-- begin DATASET EXTRACT --

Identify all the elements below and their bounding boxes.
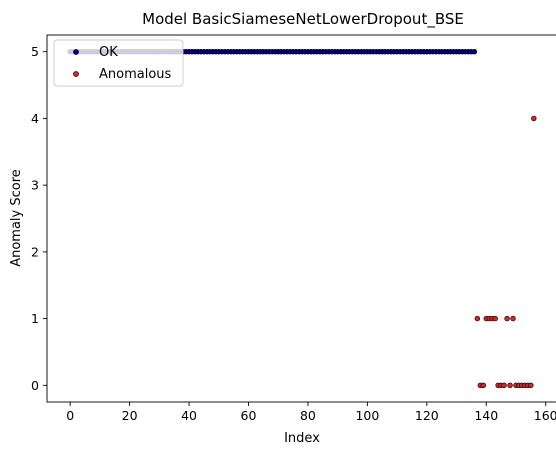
data-point [510,315,516,322]
legend-marker-ok [73,49,79,55]
data-point [501,382,507,389]
x-tick-label: 160 [534,408,556,423]
data-point [471,48,478,55]
x-tick-label: 140 [474,408,498,423]
legend-label-ok: OK [99,45,118,60]
legend: OK Anomalous [53,39,184,87]
x-axis-label: Index [284,431,320,446]
data-point [474,315,481,322]
y-axis-label: Anomaly Score [9,169,24,267]
data-point [504,315,510,322]
legend-box [53,39,184,87]
data-point [480,382,486,389]
y-tick-label: 2 [31,244,39,259]
plot-points [67,48,537,389]
x-tick-label: 80 [300,408,316,423]
chart-title: Model BasicSiameseNetLowerDropout_BSE [142,10,464,29]
x-tick-label: 120 [415,408,439,423]
y-tick-label: 3 [31,178,39,193]
data-point [507,382,513,389]
series-anomalous [474,115,537,389]
x-axis-ticks: 0 20 40 60 80 100 120 140 160 [66,402,556,423]
y-tick-label: 5 [31,44,39,59]
x-tick-label: 0 [66,408,74,423]
data-point [531,115,537,122]
y-axis-ticks: 0 1 2 3 4 5 [31,44,47,393]
x-tick-label: 20 [122,408,138,423]
data-point [528,382,534,389]
y-tick-label: 0 [31,378,39,393]
y-tick-label: 4 [31,111,39,126]
plot-frame [46,34,556,403]
x-tick-label: 60 [241,408,257,423]
legend-label-anomalous: Anomalous [99,67,172,82]
y-tick-label: 1 [31,311,39,326]
data-point [492,315,498,322]
x-tick-label: 100 [355,408,379,423]
legend-marker-anomalous [73,71,79,77]
x-tick-label: 40 [181,408,197,423]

-- end DATASET EXTRACT --

■ CHALLENGE
Print the listing above again line for line, leaving out the picture.

■ RESPONSE TO THIS EXERCISE
Identify all the elements below and their bounding boxes.
data-point [510,315,516,322]
legend-marker-ok [73,49,79,55]
data-point [501,382,507,389]
x-tick-label: 160 [534,408,556,423]
data-point [471,48,478,55]
x-tick-label: 140 [474,408,498,423]
legend-label-ok: OK [99,45,118,60]
legend: OK Anomalous [53,39,184,87]
x-axis-label: Index [284,431,320,446]
data-point [474,315,481,322]
y-axis-label: Anomaly Score [9,169,24,267]
data-point [504,315,510,322]
legend-box [53,39,184,87]
data-point [480,382,486,389]
y-tick-label: 2 [31,244,39,259]
plot-points [67,48,537,389]
x-tick-label: 80 [300,408,316,423]
chart-title: Model BasicSiameseNetLowerDropout_BSE [142,10,464,29]
x-tick-label: 120 [415,408,439,423]
y-tick-label: 3 [31,178,39,193]
data-point [507,382,513,389]
series-anomalous [474,115,537,389]
x-axis-ticks: 0 20 40 60 80 100 120 140 160 [66,402,556,423]
y-tick-label: 5 [31,44,39,59]
x-tick-label: 0 [66,408,74,423]
data-point [531,115,537,122]
y-axis-ticks: 0 1 2 3 4 5 [31,44,47,393]
x-tick-label: 20 [122,408,138,423]
data-point [528,382,534,389]
y-tick-label: 0 [31,378,39,393]
y-tick-label: 4 [31,111,39,126]
plot-frame [46,34,556,403]
x-tick-label: 60 [241,408,257,423]
legend-label-anomalous: Anomalous [99,67,172,82]
y-tick-label: 1 [31,311,39,326]
data-point [492,315,498,322]
x-tick-label: 100 [355,408,379,423]
legend-marker-anomalous [73,71,79,77]
x-tick-label: 40 [181,408,197,423]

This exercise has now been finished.